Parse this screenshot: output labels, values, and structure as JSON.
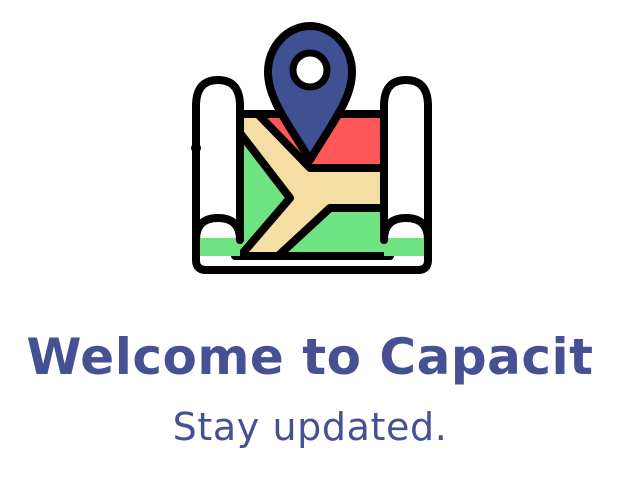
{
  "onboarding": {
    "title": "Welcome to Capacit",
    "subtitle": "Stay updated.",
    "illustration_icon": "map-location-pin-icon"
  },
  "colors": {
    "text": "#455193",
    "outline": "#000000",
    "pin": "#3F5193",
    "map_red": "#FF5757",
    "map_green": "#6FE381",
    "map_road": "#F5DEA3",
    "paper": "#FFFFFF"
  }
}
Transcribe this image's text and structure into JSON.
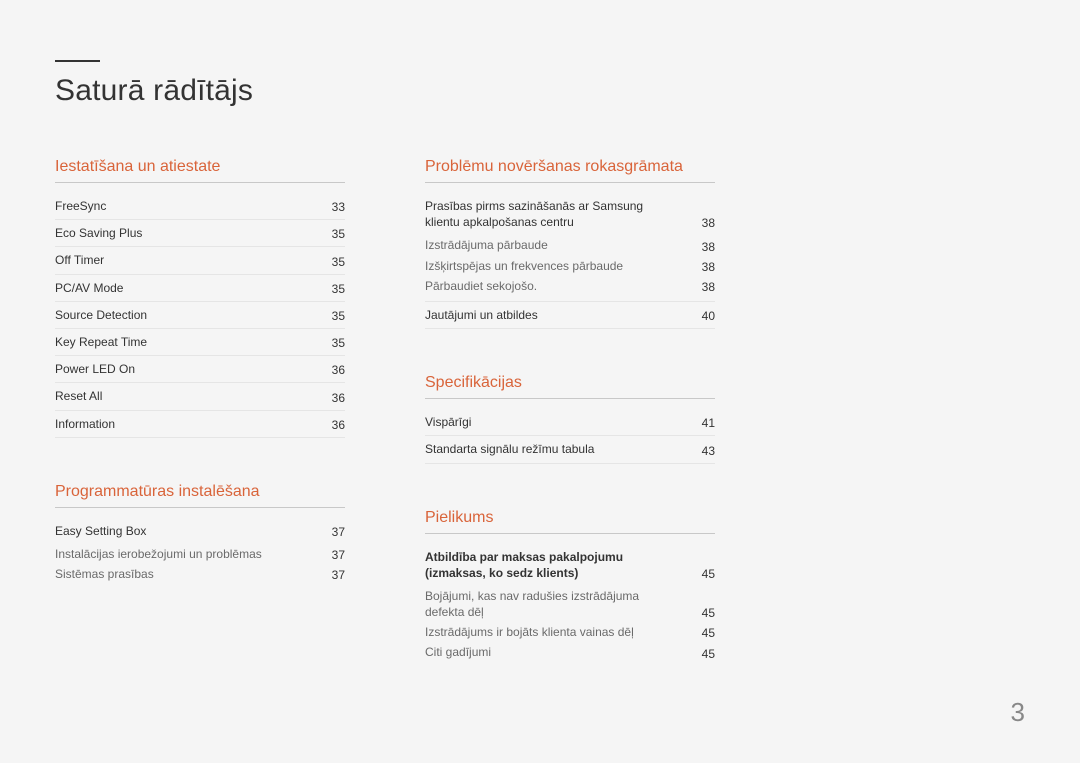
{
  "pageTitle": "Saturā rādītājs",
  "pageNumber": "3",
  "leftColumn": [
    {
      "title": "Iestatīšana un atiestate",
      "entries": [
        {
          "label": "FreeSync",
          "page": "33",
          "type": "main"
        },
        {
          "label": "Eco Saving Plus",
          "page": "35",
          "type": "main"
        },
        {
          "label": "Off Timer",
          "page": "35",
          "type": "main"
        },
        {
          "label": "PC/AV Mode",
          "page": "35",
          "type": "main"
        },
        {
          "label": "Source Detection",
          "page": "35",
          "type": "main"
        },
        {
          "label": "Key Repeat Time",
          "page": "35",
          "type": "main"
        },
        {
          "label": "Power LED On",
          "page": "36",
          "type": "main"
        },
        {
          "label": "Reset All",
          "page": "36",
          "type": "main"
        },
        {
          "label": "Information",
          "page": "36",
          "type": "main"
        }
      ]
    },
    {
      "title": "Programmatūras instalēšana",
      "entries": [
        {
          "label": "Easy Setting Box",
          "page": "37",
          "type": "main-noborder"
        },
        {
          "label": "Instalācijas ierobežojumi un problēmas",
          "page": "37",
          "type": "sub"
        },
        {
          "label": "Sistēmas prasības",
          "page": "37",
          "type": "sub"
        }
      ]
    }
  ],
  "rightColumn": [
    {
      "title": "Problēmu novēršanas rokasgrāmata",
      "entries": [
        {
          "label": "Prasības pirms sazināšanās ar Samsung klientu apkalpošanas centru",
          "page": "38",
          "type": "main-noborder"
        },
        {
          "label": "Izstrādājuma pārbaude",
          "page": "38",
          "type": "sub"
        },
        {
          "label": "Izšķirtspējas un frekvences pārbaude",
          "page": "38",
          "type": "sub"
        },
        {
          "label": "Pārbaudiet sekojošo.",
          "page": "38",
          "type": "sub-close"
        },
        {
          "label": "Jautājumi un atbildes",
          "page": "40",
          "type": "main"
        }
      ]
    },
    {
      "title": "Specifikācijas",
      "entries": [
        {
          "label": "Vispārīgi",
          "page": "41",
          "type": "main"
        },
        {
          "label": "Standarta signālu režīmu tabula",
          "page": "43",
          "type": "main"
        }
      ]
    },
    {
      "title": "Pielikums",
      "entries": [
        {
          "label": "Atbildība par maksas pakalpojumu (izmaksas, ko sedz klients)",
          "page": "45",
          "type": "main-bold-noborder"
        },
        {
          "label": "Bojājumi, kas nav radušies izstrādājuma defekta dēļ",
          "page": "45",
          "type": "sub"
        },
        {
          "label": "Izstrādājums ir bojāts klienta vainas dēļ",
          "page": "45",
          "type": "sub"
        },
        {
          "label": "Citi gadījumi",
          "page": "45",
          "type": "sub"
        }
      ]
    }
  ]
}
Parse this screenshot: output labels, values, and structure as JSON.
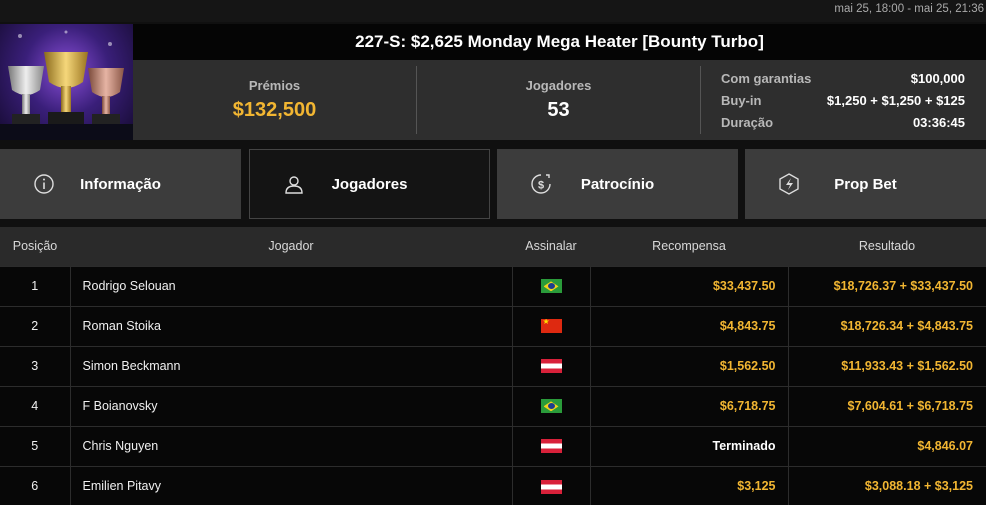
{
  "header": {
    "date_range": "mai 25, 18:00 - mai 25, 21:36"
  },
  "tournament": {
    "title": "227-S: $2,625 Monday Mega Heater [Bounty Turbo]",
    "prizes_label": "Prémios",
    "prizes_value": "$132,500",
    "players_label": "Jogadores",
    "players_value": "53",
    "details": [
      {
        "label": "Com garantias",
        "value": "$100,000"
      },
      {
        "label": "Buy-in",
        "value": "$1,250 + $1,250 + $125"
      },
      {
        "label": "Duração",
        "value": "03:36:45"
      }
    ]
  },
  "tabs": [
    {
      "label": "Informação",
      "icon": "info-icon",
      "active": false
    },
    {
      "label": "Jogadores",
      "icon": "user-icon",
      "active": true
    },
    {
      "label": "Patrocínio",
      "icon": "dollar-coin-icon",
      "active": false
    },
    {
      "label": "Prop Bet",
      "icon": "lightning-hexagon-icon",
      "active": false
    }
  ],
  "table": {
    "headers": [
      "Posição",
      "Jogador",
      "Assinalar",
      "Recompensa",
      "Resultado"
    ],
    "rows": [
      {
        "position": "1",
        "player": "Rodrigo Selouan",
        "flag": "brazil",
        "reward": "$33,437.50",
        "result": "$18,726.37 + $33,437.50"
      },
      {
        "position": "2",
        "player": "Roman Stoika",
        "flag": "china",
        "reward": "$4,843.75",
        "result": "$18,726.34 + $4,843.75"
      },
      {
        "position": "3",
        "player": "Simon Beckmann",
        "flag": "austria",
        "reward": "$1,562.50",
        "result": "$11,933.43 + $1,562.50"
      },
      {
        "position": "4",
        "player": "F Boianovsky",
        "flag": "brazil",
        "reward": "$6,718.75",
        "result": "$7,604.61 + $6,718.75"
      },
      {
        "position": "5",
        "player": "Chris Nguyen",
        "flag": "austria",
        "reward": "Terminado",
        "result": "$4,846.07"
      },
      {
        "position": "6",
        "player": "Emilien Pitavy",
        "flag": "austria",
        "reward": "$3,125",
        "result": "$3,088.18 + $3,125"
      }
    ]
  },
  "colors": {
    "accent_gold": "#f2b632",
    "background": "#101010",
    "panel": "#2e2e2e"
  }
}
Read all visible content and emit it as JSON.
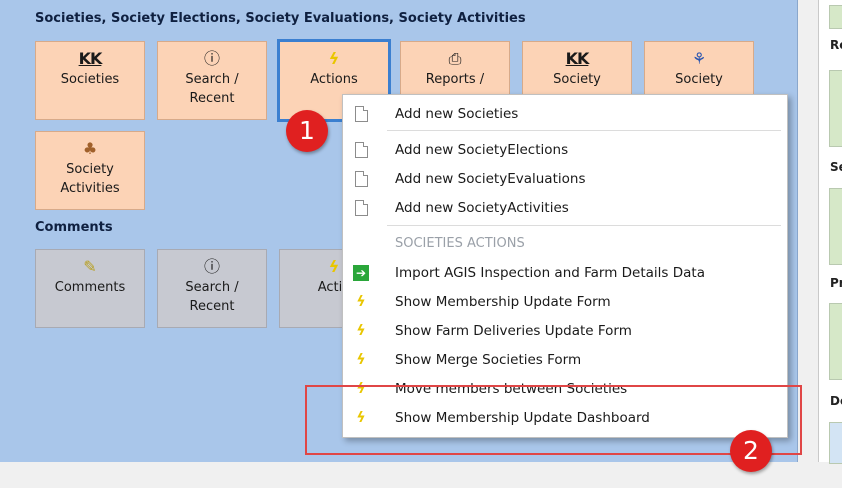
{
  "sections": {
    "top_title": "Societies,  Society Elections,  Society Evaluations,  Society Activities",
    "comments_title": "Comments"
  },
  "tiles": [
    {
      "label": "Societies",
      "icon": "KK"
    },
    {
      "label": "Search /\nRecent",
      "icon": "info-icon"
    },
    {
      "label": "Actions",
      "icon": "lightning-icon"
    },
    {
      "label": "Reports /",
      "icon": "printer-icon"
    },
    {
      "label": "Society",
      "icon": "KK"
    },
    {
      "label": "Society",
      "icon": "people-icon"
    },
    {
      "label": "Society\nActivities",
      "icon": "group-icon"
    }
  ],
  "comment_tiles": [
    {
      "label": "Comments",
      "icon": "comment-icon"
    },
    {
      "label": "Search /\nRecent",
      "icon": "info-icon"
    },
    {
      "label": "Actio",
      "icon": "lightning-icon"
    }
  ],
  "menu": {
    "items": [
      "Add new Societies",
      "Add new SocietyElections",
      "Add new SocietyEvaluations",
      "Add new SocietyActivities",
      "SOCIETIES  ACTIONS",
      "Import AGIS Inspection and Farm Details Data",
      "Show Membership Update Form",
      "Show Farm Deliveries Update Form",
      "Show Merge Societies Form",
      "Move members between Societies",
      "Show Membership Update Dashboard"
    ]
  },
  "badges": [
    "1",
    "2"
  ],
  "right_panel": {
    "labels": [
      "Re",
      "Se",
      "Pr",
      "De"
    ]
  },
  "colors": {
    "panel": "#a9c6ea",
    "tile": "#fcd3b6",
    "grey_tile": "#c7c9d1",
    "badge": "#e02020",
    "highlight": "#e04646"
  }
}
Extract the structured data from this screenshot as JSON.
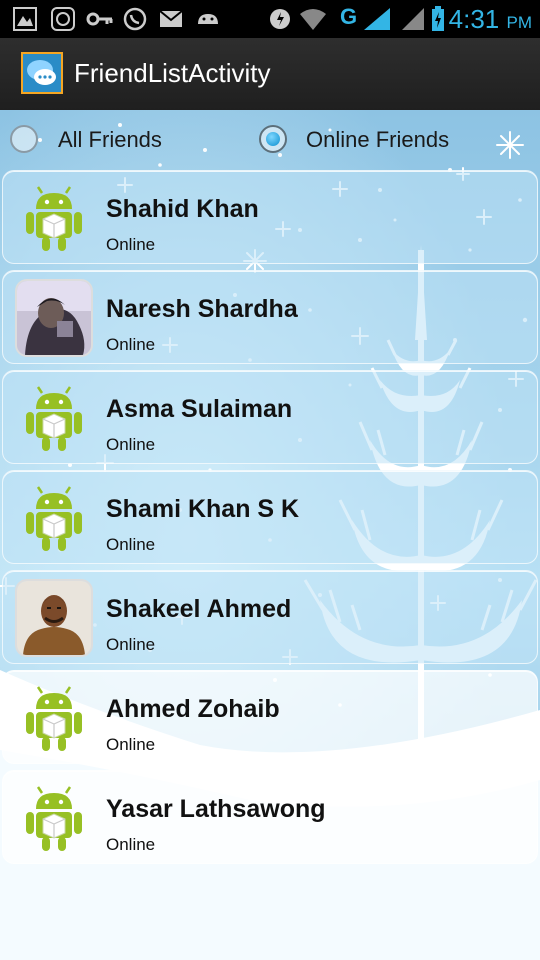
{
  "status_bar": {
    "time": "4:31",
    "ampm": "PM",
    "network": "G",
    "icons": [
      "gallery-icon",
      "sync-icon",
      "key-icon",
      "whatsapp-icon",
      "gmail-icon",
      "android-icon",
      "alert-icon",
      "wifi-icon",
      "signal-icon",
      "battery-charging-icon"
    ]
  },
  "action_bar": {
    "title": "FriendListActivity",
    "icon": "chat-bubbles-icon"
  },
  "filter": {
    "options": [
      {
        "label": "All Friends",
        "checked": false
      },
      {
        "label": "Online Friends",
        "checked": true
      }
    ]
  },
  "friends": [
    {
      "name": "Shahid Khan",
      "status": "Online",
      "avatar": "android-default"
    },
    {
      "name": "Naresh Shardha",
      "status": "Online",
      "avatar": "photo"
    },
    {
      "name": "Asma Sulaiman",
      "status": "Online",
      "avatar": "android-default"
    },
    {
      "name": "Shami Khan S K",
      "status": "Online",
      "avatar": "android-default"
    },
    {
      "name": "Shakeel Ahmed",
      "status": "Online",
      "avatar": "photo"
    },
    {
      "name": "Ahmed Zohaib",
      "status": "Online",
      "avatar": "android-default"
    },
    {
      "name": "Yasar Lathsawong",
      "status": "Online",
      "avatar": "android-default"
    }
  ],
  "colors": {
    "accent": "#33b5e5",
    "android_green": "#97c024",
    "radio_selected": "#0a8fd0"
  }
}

> _WRITTEN PROBLEM_:
In the lines above, find each one with "pārbaude" and list it.

> _COMPLETE RESPONSE_:
          "label": "Izstrādājuma pārbaude",
          "label": "Izšķirtspējas un frekvences pārbaude",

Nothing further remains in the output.